The task calls for each line of the records below in which the word "that" appears.
::::::
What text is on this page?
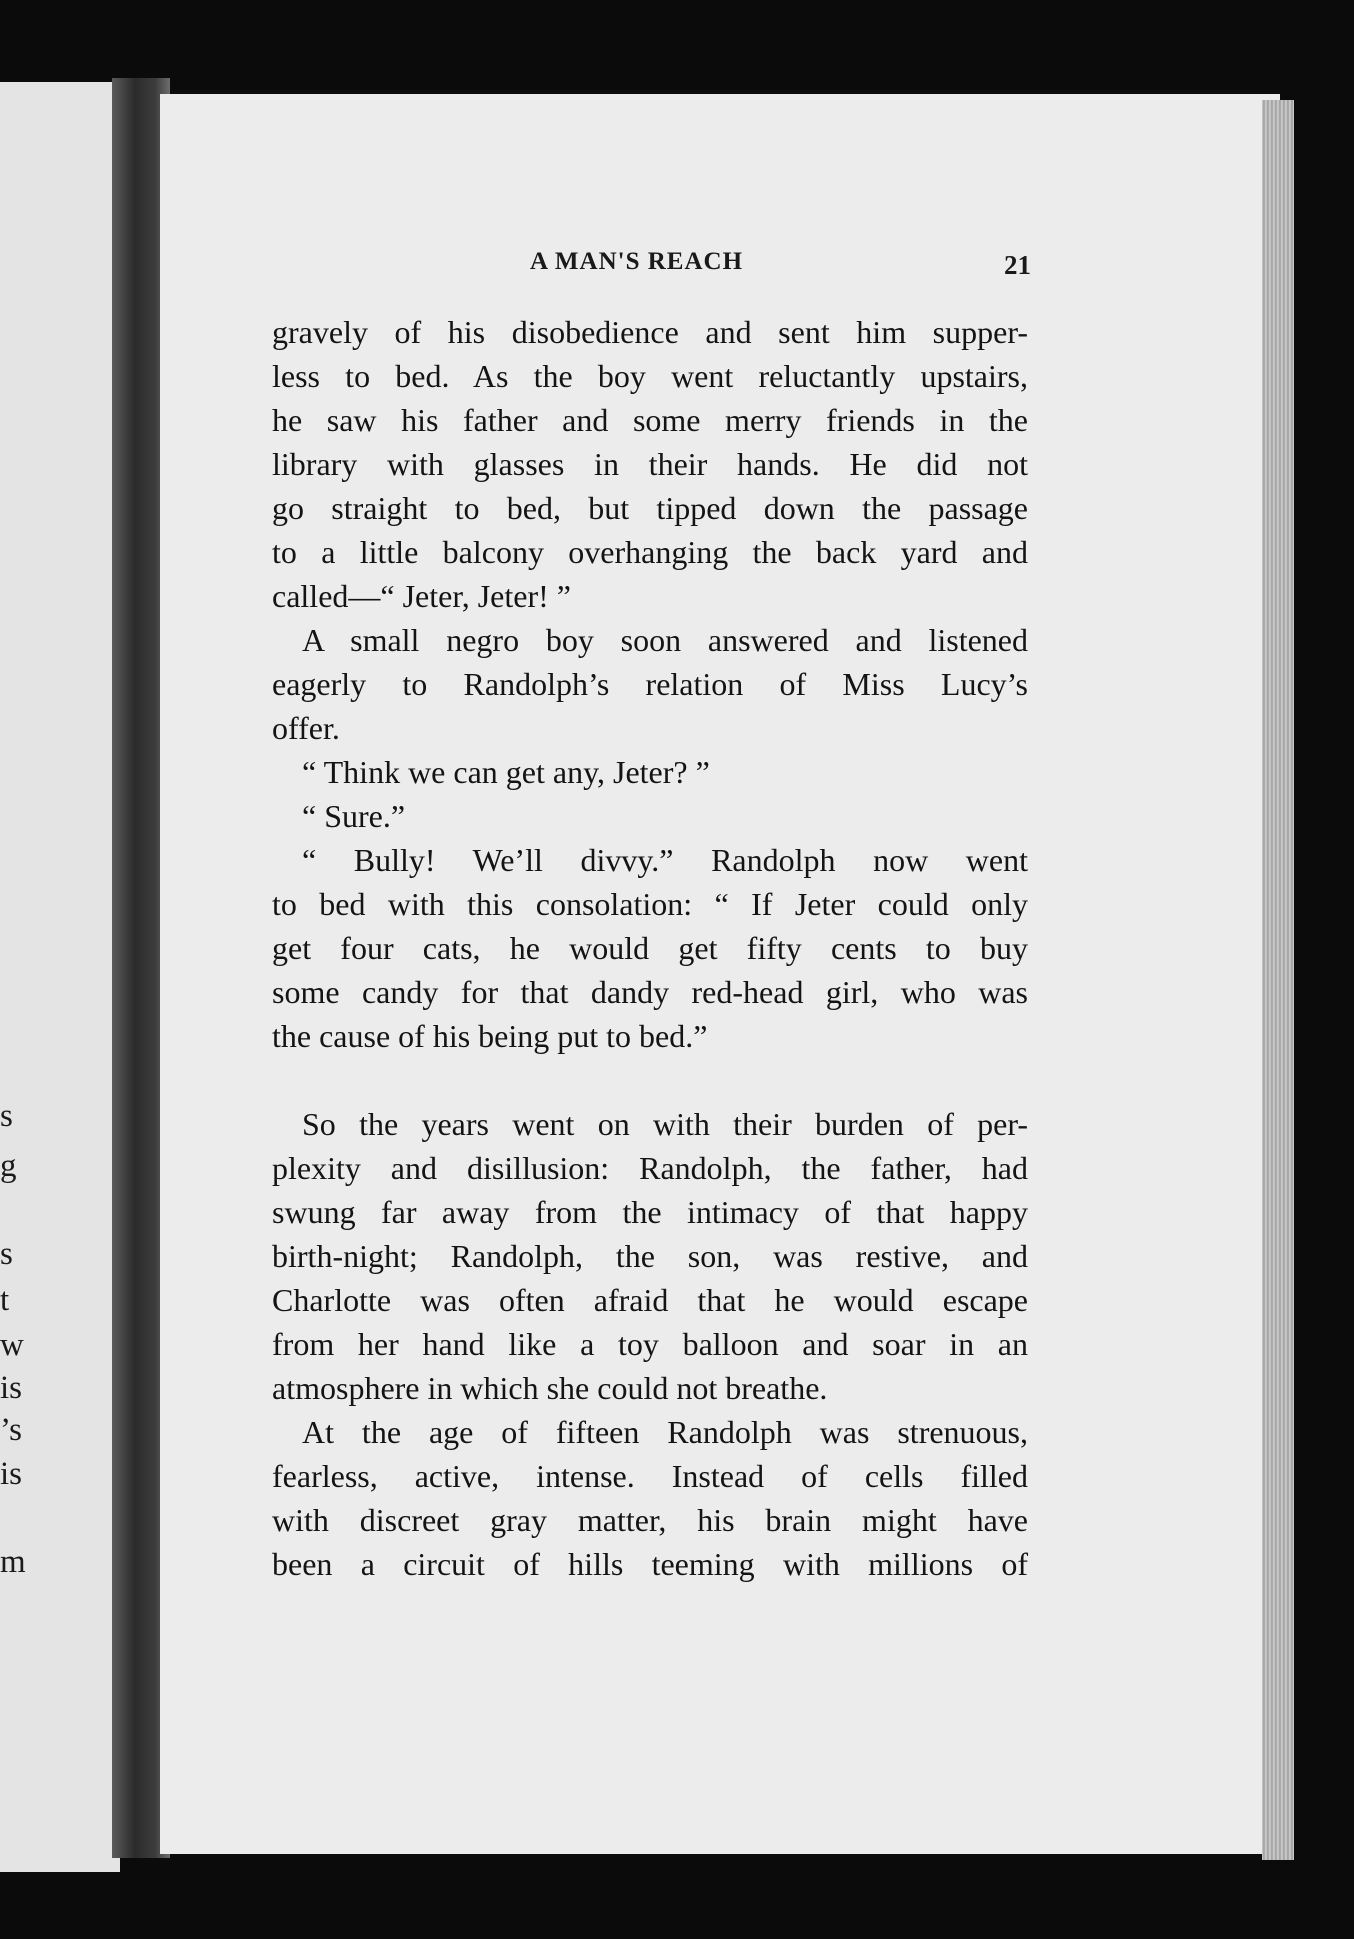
s
g
s
t
w
is
’s
is
m
A MAN'S REACH	21
gravely of his disobedience and sent him supper-
less to bed. As the boy went reluctantly upstairs,
he saw his father and some merry friends in the
library with glasses in their hands. He did not
go straight to bed, but tipped down the passage
to a little balcony overhanging the back yard and
called—“ Jeter, Jeter! ”
A small negro boy soon answered and listened
eagerly to Randolph’s relation of Miss Lucy’s
offer.
“ Think we can get any, Jeter? ”
“ Sure.”
“ Bully! We’ll divvy.” Randolph now went
to bed with this consolation: “ If Jeter could only
get four cats, he would get fifty cents to buy
some candy for that dandy red-head girl, who was
the cause of his being put to bed.”
So the years went on with their burden of per-
plexity and disillusion: Randolph, the father, had
swung far away from the intimacy of that happy
birth-night; Randolph, the son, was restive, and
Charlotte was often afraid that he would escape
from her hand like a toy balloon and soar in an
atmosphere in which she could not breathe.
At the age of fifteen Randolph was strenuous,
fearless, active, intense. Instead of cells filled
with discreet gray matter, his brain might have
been a circuit of hills teeming with millions of
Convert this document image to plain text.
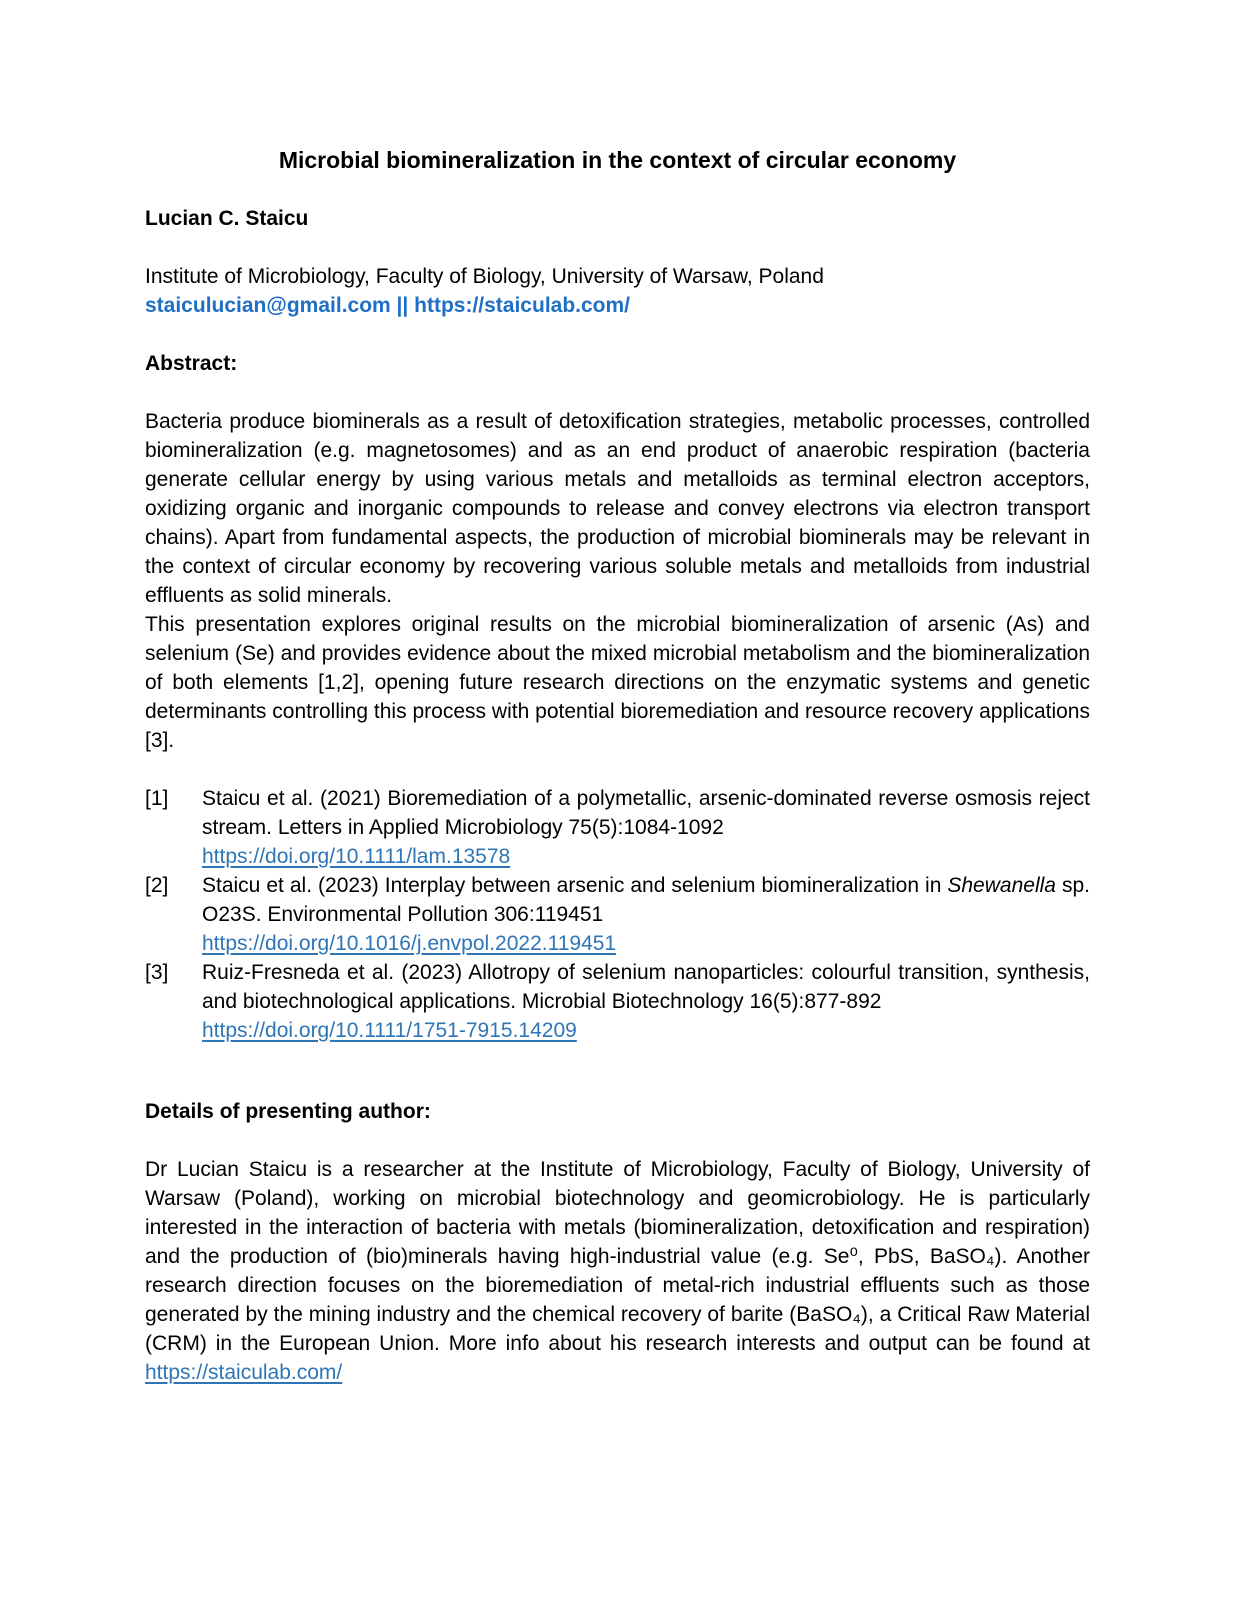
Microbial biomineralization in the context of circular economy
Lucian C. Staicu
Institute of Microbiology, Faculty of Biology, University of Warsaw, Poland
staiculucian@gmail.com || https://staiculab.com/
Abstract:

Bacteria produce biominerals as a result of detoxification strategies, metabolic processes, controlled biomineralization (e.g. magnetosomes) and as an end product of anaerobic respiration (bacteria generate cellular energy by using various metals and metalloids as terminal electron acceptors, oxidizing organic and inorganic compounds to release and convey electrons via electron transport chains). Apart from fundamental aspects, the production of microbial biominerals may be relevant in the context of circular economy by recovering various soluble metals and metalloids from industrial effluents as solid minerals.

This presentation explores original results on the microbial biomineralization of arsenic (As) and selenium (Se) and provides evidence about the mixed microbial metabolism and the biomineralization of both elements [1,2], opening future research directions on the enzymatic systems and genetic determinants controlling this process with potential bioremediation and resource recovery applications [3].

[1]	Staicu et al. (2021) Bioremediation of a polymetallic, arsenic-dominated reverse osmosis reject stream. Letters in Applied Microbiology 75(5):1084-1092
https://doi.org/10.1111/lam.13578
[2]	Staicu et al. (2023) Interplay between arsenic and selenium biomineralization in Shewanella sp. O23S. Environmental Pollution 306:119451
https://doi.org/10.1016/j.envpol.2022.119451
[3]	Ruiz-Fresneda et al. (2023) Allotropy of selenium nanoparticles: colourful transition, synthesis, and biotechnological applications. Microbial Biotechnology 16(5):877-892
https://doi.org/10.1111/1751-7915.14209
Details of presenting author:

Dr Lucian Staicu is a researcher at the Institute of Microbiology, Faculty of Biology, University of Warsaw (Poland), working on microbial biotechnology and geomicrobiology. He is particularly interested in the interaction of bacteria with metals (biomineralization, detoxification and respiration) and the production of (bio)minerals having high-industrial value (e.g. Se⁰, PbS, BaSO₄). Another research direction focuses on the bioremediation of metal-rich industrial effluents such as those generated by the mining industry and the chemical recovery of barite (BaSO₄), a Critical Raw Material (CRM) in the European Union. More info about his research interests and output can be found at https://staiculab.com/
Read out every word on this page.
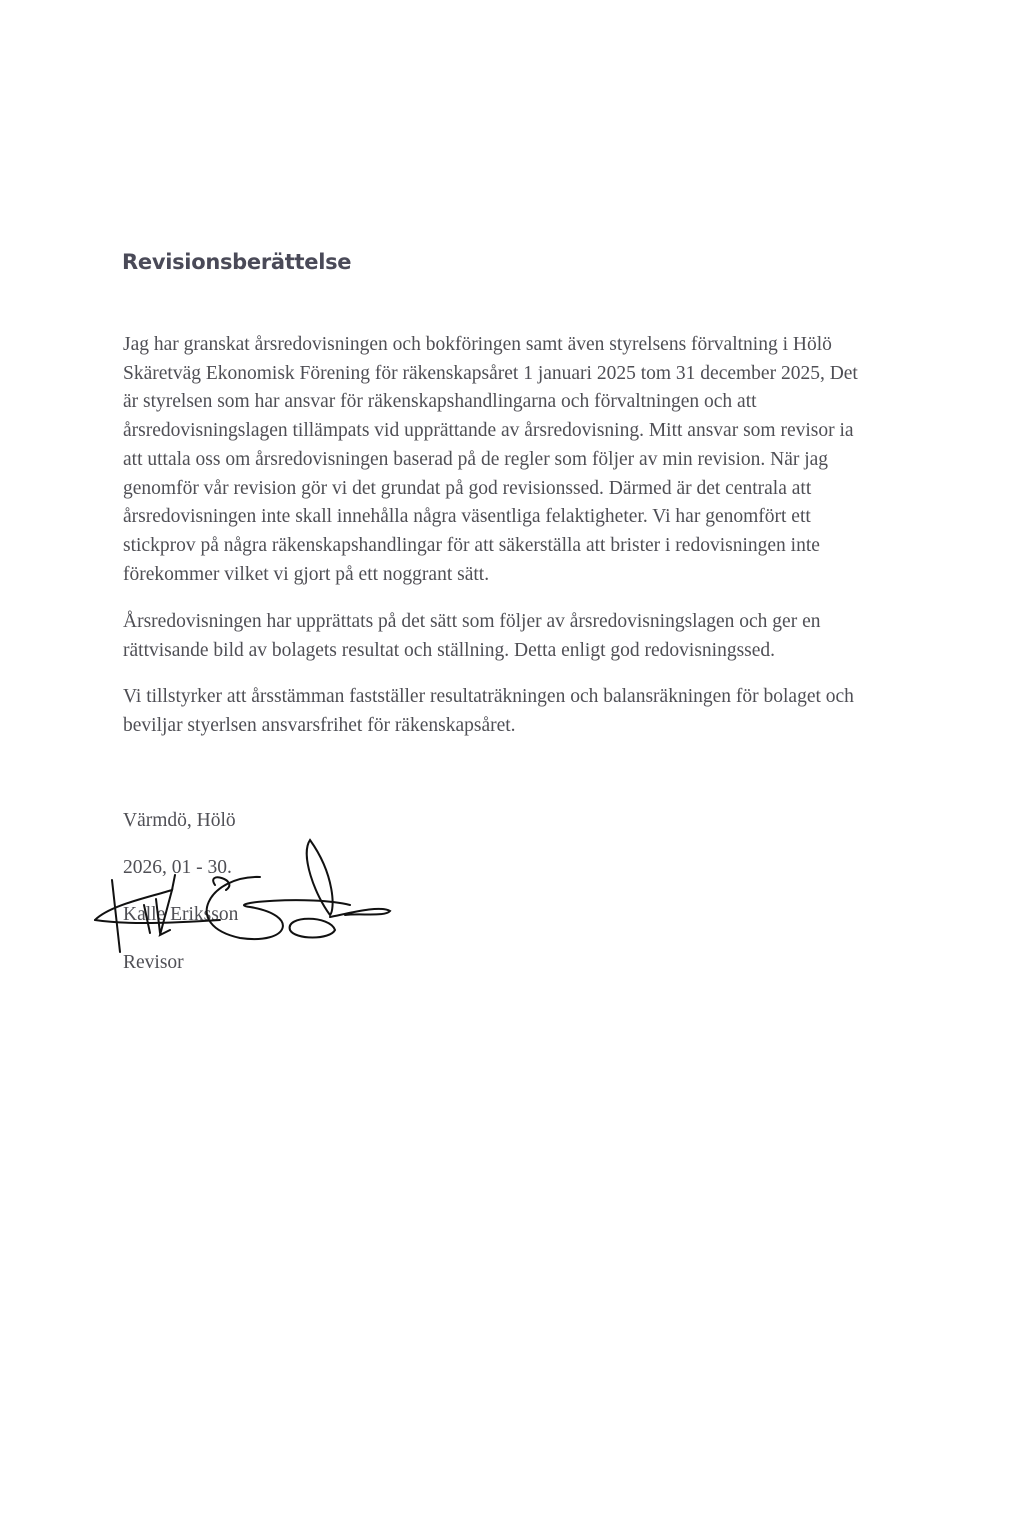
Revisionsberättelse
Jag har granskat årsredovisningen och bokföringen samt även styrelsens förvaltning i Hölö
Skäretväg Ekonomisk Förening för räkenskapsåret 1 januari 2025 tom 31 december 2025, Det
är styrelsen som har ansvar för räkenskapshandlingarna och förvaltningen och att
årsredovisningslagen tillämpats vid upprättande av årsredovisning. Mitt ansvar som revisor ia
att uttala oss om årsredovisningen baserad på de regler som följer av min revision. När jag
genomför vår revision gör vi det grundat på god revisionssed. Därmed är det centrala att
årsredovisningen inte skall innehålla några väsentliga felaktigheter. Vi har genomfört ett
stickprov på några räkenskapshandlingar för att säkerställa att brister i redovisningen inte
förekommer vilket vi gjort på ett noggrant sätt.
Årsredovisningen har upprättats på det sätt som följer av årsredovisningslagen och ger en
rättvisande bild av bolagets resultat och ställning. Detta enligt god redovisningssed.
Vi tillstyrker att årsstämman fastställer resultaträkningen och balansräkningen för bolaget och
beviljar styerlsen ansvarsfrihet för räkenskapsåret.
Värmdö, Hölö
2026, 01 - 30.
Kalle Eriksson
Revisor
::::::
> _Problem solution_:
some candy for that dandy red-head girl, who was
swung far away from the intimacy of that happy
Charlotte was often afraid that he would escape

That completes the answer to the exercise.